Write every line out verbatim and omit the pictures.

----

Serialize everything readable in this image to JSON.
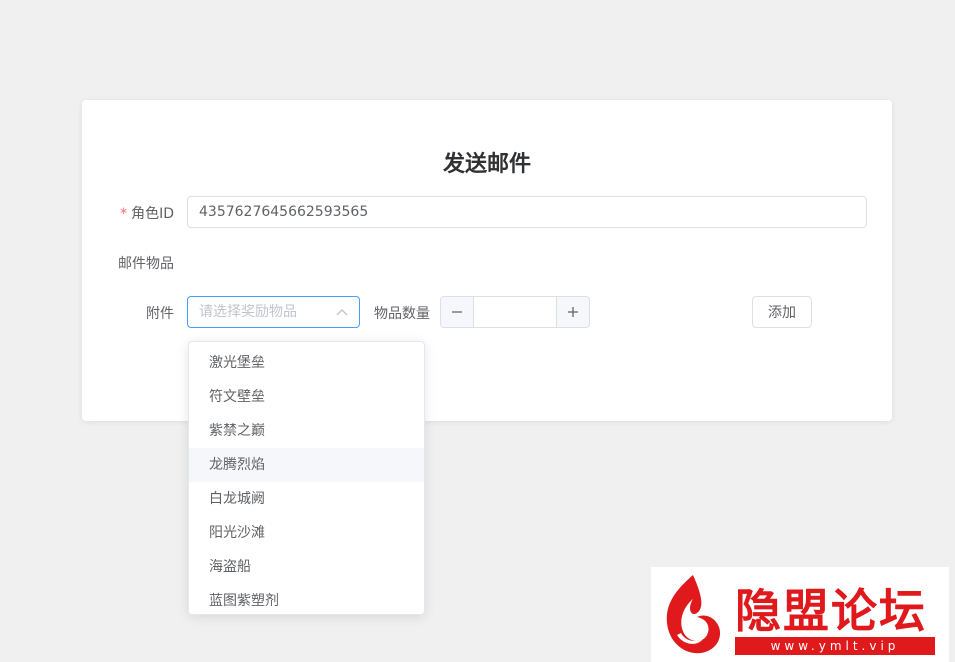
{
  "form": {
    "title": "发送邮件",
    "role_id_required_mark": "*",
    "role_id_label": "角色ID",
    "role_id_value": "4357627645662593565",
    "mail_items_label": "邮件物品",
    "attachment_label": "附件",
    "attachment_placeholder": "请选择奖励物品",
    "quantity_label": "物品数量",
    "quantity_value": "",
    "add_label": "添加"
  },
  "dropdown": {
    "options": [
      "激光堡垒",
      "符文壁垒",
      "紫禁之巅",
      "龙腾烈焰",
      "白龙城阙",
      "阳光沙滩",
      "海盗船",
      "蓝图紫塑剂"
    ],
    "hovered_index": 3
  },
  "watermark": {
    "title": "隐盟论坛",
    "url": "www.ymlt.vip"
  },
  "colors": {
    "focus_border": "#409eff",
    "required": "#f56c6c",
    "watermark_red": "#e0191c"
  },
  "icons": {
    "select_arrow": "chevron-up-icon",
    "decrement": "minus-icon",
    "increment": "plus-icon",
    "watermark_logo": "flame-logo-icon"
  }
}
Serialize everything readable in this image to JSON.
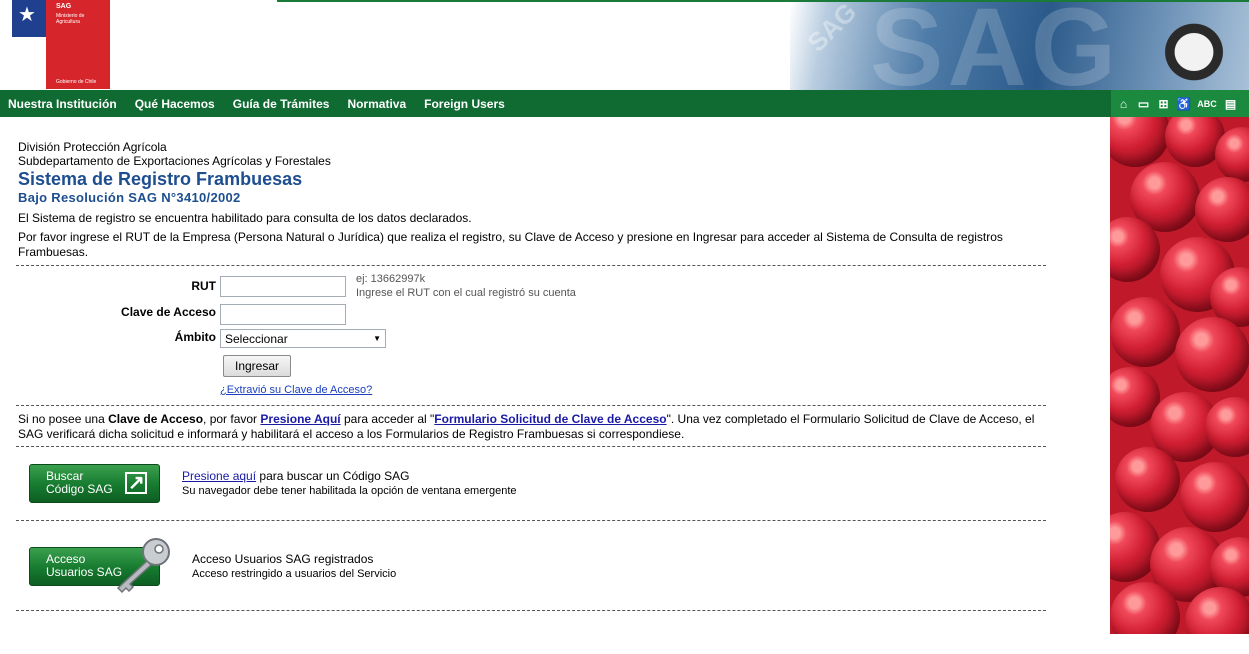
{
  "header": {
    "logo": {
      "org": "SAG",
      "ministry": "Ministerio de Agricultura",
      "government": "Gobierno de Chile"
    },
    "photo_watermark": "SAG"
  },
  "nav": {
    "items": [
      "Nuestra Institución",
      "Qué Hacemos",
      "Guía de Trámites",
      "Normativa",
      "Foreign Users"
    ],
    "tools": [
      "home-icon",
      "contact-card-icon",
      "sitemap-icon",
      "accessibility-icon",
      "ABC",
      "book-icon"
    ],
    "tools_abc_label": "ABC"
  },
  "page": {
    "division": "División Protección Agrícola",
    "subdepartment": "Subdepartamento de Exportaciones Agrícolas y Forestales",
    "title": "Sistema de Registro Frambuesas",
    "subtitle": "Bajo Resolución SAG N°3410/2002",
    "status_text": "El Sistema de registro se encuentra habilitado para consulta de los datos declarados.",
    "instructions": "Por favor ingrese el RUT de la Empresa (Persona Natural o Jurídica) que realiza el registro, su Clave de Acceso y presione en Ingresar para acceder al Sistema de Consulta de registros Frambuesas."
  },
  "form": {
    "rut_label": "RUT",
    "rut_value": "",
    "rut_hint_example": "ej: 13662997k",
    "rut_hint_text": "Ingrese el RUT con el cual registró su cuenta",
    "password_label": "Clave de Acceso",
    "password_value": "",
    "scope_label": "Ámbito",
    "scope_selected": "Seleccionar",
    "submit_label": "Ingresar",
    "forgot_link": "¿Extravió su Clave de Acceso?"
  },
  "request_info": {
    "part1": "Si no posee una ",
    "bold_term": "Clave de Acceso",
    "part2": ", por favor ",
    "link1": "Presione Aquí",
    "part3": " para acceder al \"",
    "link2": "Formulario Solicitud de Clave de Acceso",
    "part4": "\". Una vez completado el Formulario Solicitud de Clave de Acceso, el SAG verificará dicha solicitud e informará y habilitará el acceso a los Formularios de Registro Frambuesas si correspondiese."
  },
  "search_code": {
    "button_line1": "Buscar",
    "button_line2": "Código SAG",
    "link": "Presione aquí",
    "text": " para buscar un Código SAG",
    "note": "Su navegador debe tener habilitada la opción de ventana emergente"
  },
  "sag_users": {
    "button_line1": "Acceso",
    "button_line2": "Usuarios SAG",
    "title": "Acceso Usuarios SAG registrados",
    "note": "Acceso restringido a usuarios del Servicio"
  },
  "colors": {
    "nav_green": "#0f6b32",
    "title_blue": "#1d4e8f",
    "logo_red": "#d7262b",
    "logo_blue": "#1f3f8f",
    "button_green": "#167a2f"
  }
}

----

# [Exercise result]
Serialize everything readable in this image to JSON.
{
  "form": {
    "title": "发送邮件",
    "role_id_required_mark": "*",
    "role_id_label": "角色ID",
    "role_id_value": "4357627645662593565",
    "mail_items_label": "邮件物品",
    "attachment_label": "附件",
    "attachment_placeholder": "请选择奖励物品",
    "quantity_label": "物品数量",
    "quantity_value": "",
    "add_label": "添加"
  },
  "dropdown": {
    "options": [
      "激光堡垒",
      "符文壁垒",
      "紫禁之巅",
      "龙腾烈焰",
      "白龙城阙",
      "阳光沙滩",
      "海盗船",
      "蓝图紫塑剂"
    ],
    "hovered_index": 3
  },
  "watermark": {
    "title": "隐盟论坛",
    "url": "www.ymlt.vip"
  },
  "colors": {
    "focus_border": "#409eff",
    "required": "#f56c6c",
    "watermark_red": "#e0191c"
  },
  "icons": {
    "select_arrow": "chevron-up-icon",
    "decrement": "minus-icon",
    "increment": "plus-icon",
    "watermark_logo": "flame-logo-icon"
  }
}
Serialize everything readable in this image to JSON.
{
  "header": {
    "logo": {
      "org": "SAG",
      "ministry": "Ministerio de Agricultura",
      "government": "Gobierno de Chile"
    },
    "photo_watermark": "SAG"
  },
  "nav": {
    "items": [
      "Nuestra Institución",
      "Qué Hacemos",
      "Guía de Trámites",
      "Normativa",
      "Foreign Users"
    ],
    "tools": [
      "home-icon",
      "contact-card-icon",
      "sitemap-icon",
      "accessibility-icon",
      "ABC",
      "book-icon"
    ],
    "tools_abc_label": "ABC"
  },
  "page": {
    "division": "División Protección Agrícola",
    "subdepartment": "Subdepartamento de Exportaciones Agrícolas y Forestales",
    "title": "Sistema de Registro Frambuesas",
    "subtitle": "Bajo Resolución SAG N°3410/2002",
    "status_text": "El Sistema de registro se encuentra habilitado para consulta de los datos declarados.",
    "instructions": "Por favor ingrese el RUT de la Empresa (Persona Natural o Jurídica) que realiza el registro, su Clave de Acceso y presione en Ingresar para acceder al Sistema de Consulta de registros Frambuesas."
  },
  "form": {
    "rut_label": "RUT",
    "rut_value": "",
    "rut_hint_example": "ej: 13662997k",
    "rut_hint_text": "Ingrese el RUT con el cual registró su cuenta",
    "password_label": "Clave de Acceso",
    "password_value": "",
    "scope_label": "Ámbito",
    "scope_selected": "Seleccionar",
    "submit_label": "Ingresar",
    "forgot_link": "¿Extravió su Clave de Acceso?"
  },
  "request_info": {
    "part1": "Si no posee una ",
    "bold_term": "Clave de Acceso",
    "part2": ", por favor ",
    "link1": "Presione Aquí",
    "part3": " para acceder al \"",
    "link2": "Formulario Solicitud de Clave de Acceso",
    "part4": "\". Una vez completado el Formulario Solicitud de Clave de Acceso, el SAG verificará dicha solicitud e informará y habilitará el acceso a los Formularios de Registro Frambuesas si correspondiese."
  },
  "search_code": {
    "button_line1": "Buscar",
    "button_line2": "Código SAG",
    "link": "Presione aquí",
    "text": " para buscar un Código SAG",
    "note": "Su navegador debe tener habilitada la opción de ventana emergente"
  },
  "sag_users": {
    "button_line1": "Acceso",
    "button_line2": "Usuarios SAG",
    "title": "Acceso Usuarios SAG registrados",
    "note": "Acceso restringido a usuarios del Servicio"
  },
  "colors": {
    "nav_green": "#0f6b32",
    "title_blue": "#1d4e8f",
    "logo_red": "#d7262b",
    "logo_blue": "#1f3f8f",
    "button_green": "#167a2f"
  }
}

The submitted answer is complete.